_Exercise task_
Select each line where the word "this" appears.

[Entries from a dataset]
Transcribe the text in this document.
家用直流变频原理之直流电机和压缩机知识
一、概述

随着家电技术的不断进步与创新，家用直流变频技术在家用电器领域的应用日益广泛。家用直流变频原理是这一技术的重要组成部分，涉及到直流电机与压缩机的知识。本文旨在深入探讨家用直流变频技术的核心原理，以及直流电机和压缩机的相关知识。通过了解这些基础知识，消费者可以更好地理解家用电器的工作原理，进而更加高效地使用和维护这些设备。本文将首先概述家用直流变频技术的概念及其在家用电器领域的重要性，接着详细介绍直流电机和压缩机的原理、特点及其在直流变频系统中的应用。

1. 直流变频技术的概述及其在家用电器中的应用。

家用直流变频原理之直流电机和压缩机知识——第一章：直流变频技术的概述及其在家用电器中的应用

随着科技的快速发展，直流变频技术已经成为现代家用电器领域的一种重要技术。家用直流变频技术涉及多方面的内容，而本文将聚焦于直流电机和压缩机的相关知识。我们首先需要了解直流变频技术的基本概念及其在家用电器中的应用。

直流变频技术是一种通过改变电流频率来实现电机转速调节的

...

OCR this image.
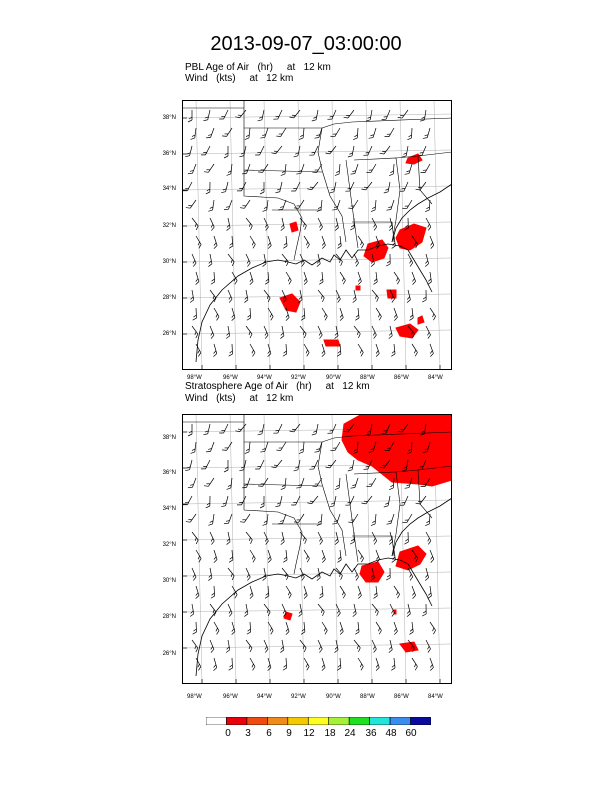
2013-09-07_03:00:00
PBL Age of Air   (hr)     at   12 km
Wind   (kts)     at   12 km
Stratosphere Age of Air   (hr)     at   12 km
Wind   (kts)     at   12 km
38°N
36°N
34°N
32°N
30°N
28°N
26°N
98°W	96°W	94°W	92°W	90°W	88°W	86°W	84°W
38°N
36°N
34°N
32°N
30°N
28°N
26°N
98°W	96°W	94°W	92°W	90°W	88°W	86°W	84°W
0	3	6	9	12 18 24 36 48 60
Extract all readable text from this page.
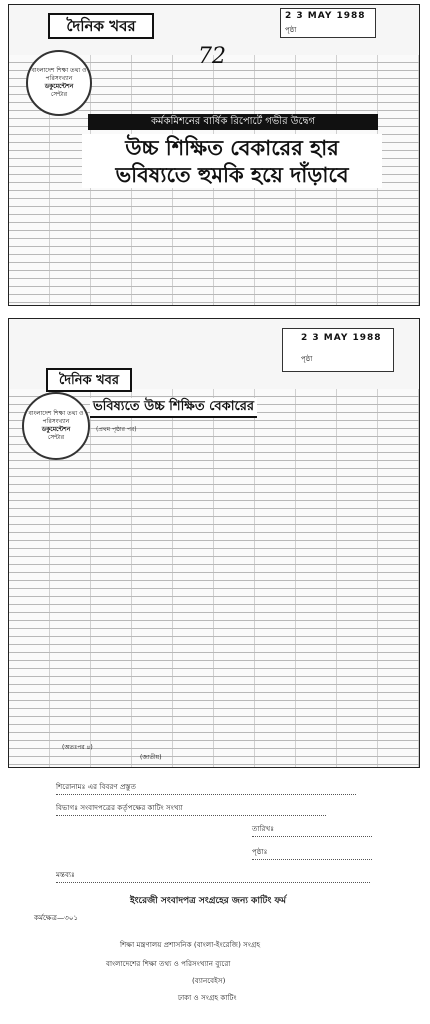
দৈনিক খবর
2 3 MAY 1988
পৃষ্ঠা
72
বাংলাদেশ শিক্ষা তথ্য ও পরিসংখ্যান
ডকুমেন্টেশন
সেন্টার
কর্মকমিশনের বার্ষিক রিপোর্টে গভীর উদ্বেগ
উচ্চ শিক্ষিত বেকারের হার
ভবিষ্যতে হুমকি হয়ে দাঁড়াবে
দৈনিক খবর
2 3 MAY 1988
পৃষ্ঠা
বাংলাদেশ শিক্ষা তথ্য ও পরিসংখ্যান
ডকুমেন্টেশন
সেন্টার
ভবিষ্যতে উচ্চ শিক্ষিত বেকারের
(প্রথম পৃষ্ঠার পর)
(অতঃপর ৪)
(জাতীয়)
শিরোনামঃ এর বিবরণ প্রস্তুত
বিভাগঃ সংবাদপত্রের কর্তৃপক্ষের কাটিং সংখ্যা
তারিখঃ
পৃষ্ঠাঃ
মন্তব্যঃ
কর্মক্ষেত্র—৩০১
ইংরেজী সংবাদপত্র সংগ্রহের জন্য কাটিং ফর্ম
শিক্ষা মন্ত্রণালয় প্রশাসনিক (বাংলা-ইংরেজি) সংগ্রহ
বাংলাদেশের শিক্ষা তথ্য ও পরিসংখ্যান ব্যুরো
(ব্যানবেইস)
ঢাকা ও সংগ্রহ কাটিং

_Response to the task_
Transcribe the text in this document.
OCR this image.
Extract all readable text from this page.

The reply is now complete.